§ **Material for this task**:
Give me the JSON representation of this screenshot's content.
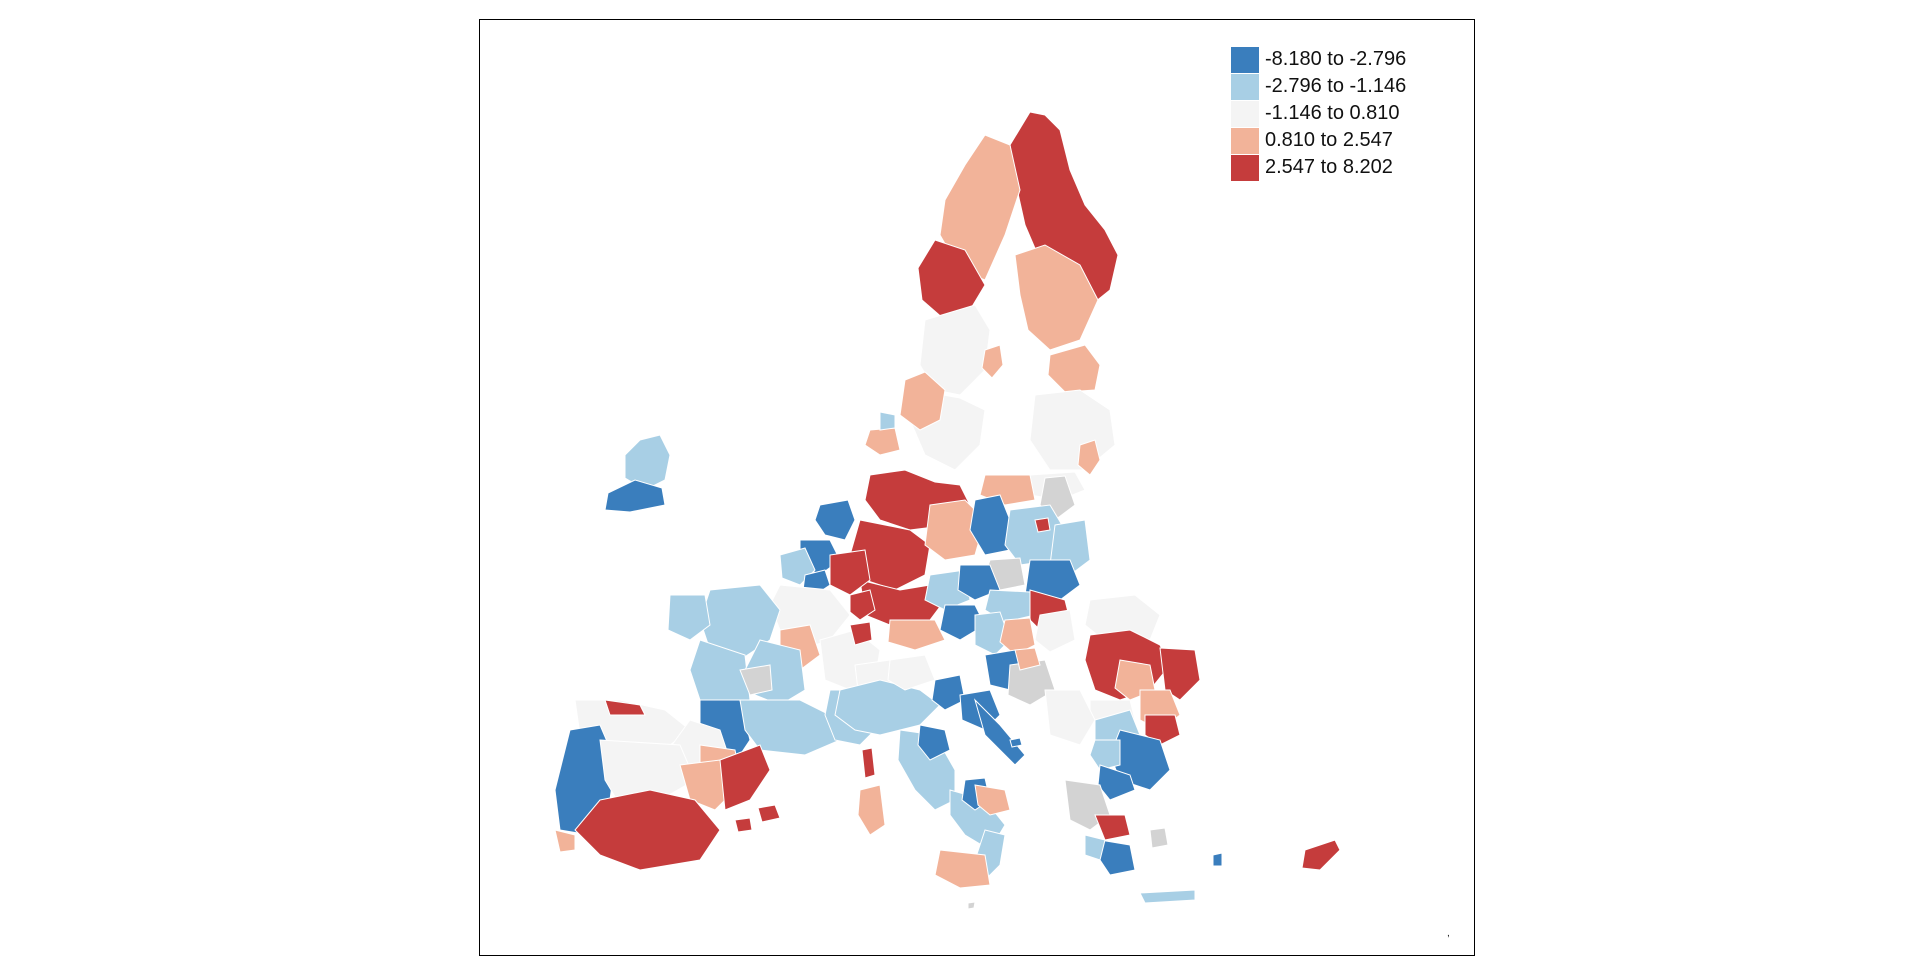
{
  "legend": {
    "items": [
      {
        "label": "-8.180 to -2.796",
        "color": "#3a7ebd"
      },
      {
        "label": "-2.796 to -1.146",
        "color": "#a8cfe5"
      },
      {
        "label": "-1.146 to 0.810",
        "color": "#f4f4f4"
      },
      {
        "label": "0.810 to 2.547",
        "color": "#f2b399"
      },
      {
        "label": "2.547 to 8.202",
        "color": "#c53c3c"
      }
    ]
  },
  "colors": {
    "nodata": "#d3d3d3",
    "border": "#ffffff",
    "frame": "#000000"
  },
  "scale_mark": ","
}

§ **Exercise prompt**: Scan the material above. Extract every line in which the word "label" occurs.

§ **Full solution**:
        "label": "-8.180 to -2.796",
        "label": "-2.796 to -1.146",
        "label": "-1.146 to 0.810",
        "label": "0.810 to 2.547",
        "label": "2.547 to 8.202",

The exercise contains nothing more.